#### [AIM]
Reproduce the records exactly.

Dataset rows
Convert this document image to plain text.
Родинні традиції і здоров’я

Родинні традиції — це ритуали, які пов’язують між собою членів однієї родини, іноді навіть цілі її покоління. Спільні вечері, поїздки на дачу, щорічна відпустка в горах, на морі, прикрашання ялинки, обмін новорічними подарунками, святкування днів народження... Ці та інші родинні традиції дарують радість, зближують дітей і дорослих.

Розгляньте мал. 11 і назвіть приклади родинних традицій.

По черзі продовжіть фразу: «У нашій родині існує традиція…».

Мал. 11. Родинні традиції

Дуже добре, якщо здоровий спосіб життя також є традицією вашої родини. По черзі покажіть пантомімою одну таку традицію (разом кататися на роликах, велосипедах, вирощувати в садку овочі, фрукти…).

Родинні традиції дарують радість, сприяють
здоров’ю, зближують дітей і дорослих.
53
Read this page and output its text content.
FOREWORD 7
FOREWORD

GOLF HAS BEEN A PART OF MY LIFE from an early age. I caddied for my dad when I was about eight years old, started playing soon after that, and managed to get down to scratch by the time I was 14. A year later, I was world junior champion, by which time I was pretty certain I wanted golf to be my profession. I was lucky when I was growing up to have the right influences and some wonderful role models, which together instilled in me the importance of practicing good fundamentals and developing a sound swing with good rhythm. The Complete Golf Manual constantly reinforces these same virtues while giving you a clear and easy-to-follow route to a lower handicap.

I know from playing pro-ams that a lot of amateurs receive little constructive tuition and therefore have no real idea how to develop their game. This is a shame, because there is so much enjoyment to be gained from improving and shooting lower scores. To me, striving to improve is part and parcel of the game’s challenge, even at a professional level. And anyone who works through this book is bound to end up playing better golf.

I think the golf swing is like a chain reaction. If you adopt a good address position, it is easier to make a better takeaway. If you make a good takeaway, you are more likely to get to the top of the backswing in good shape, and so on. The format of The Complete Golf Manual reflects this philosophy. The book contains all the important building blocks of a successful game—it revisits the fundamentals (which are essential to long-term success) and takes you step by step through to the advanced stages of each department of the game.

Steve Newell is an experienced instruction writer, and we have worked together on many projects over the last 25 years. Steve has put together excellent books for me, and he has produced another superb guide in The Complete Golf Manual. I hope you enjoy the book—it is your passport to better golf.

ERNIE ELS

#### [REPLY TO THE EXERCISE]
Convert this document image to plain text.
Родинні традиції і здоров’я

Родинні традиції — це ритуали, які пов’язують між собою членів однієї родини, іноді навіть цілі її покоління. Спільні вечері, поїздки на дачу, щорічна відпустка в горах, на морі, прикрашання ялинки, обмін новорічними подарунками, святкування днів народження... Ці та інші родинні традиції дарують радість, зближують дітей і дорослих.

Розгляньте мал. 11 і назвіть приклади родинних традицій.

По черзі продовжіть фразу: «У нашій родині існує традиція…».

Мал. 11. Родинні традиції

Дуже добре, якщо здоровий спосіб життя також є традицією вашої родини. По черзі покажіть пантомімою одну таку традицію (разом кататися на роликах, велосипедах, вирощувати в садку овочі, фрукти…).

Родинні традиції дарують радість, сприяють
здоров’ю, зближують дітей і дорослих.
53
Read this page and output its text content.
FOREWORD 7
FOREWORD

GOLF HAS BEEN A PART OF MY LIFE from an early age. I caddied for my dad when I was about eight years old, started playing soon after that, and managed to get down to scratch by the time I was 14. A year later, I was world junior champion, by which time I was pretty certain I wanted golf to be my profession. I was lucky when I was growing up to have the right influences and some wonderful role models, which together instilled in me the importance of practicing good fundamentals and developing a sound swing with good rhythm. The Complete Golf Manual constantly reinforces these same virtues while giving you a clear and easy-to-follow route to a lower handicap.

I know from playing pro-ams that a lot of amateurs receive little constructive tuition and therefore have no real idea how to develop their game. This is a shame, because there is so much enjoyment to be gained from improving and shooting lower scores. To me, striving to improve is part and parcel of the game’s challenge, even at a professional level. And anyone who works through this book is bound to end up playing better golf.

I think the golf swing is like a chain reaction. If you adopt a good address position, it is easier to make a better takeaway. If you make a good takeaway, you are more likely to get to the top of the backswing in good shape, and so on. The format of The Complete Golf Manual reflects this philosophy. The book contains all the important building blocks of a successful game—it revisits the fundamentals (which are essential to long-term success) and takes you step by step through to the advanced stages of each department of the game.

Steve Newell is an experienced instruction writer, and we have worked together on many projects over the last 25 years. Steve has put together excellent books for me, and he has produced another superb guide in The Complete Golf Manual. I hope you enjoy the book—it is your passport to better golf.

ERNIE ELS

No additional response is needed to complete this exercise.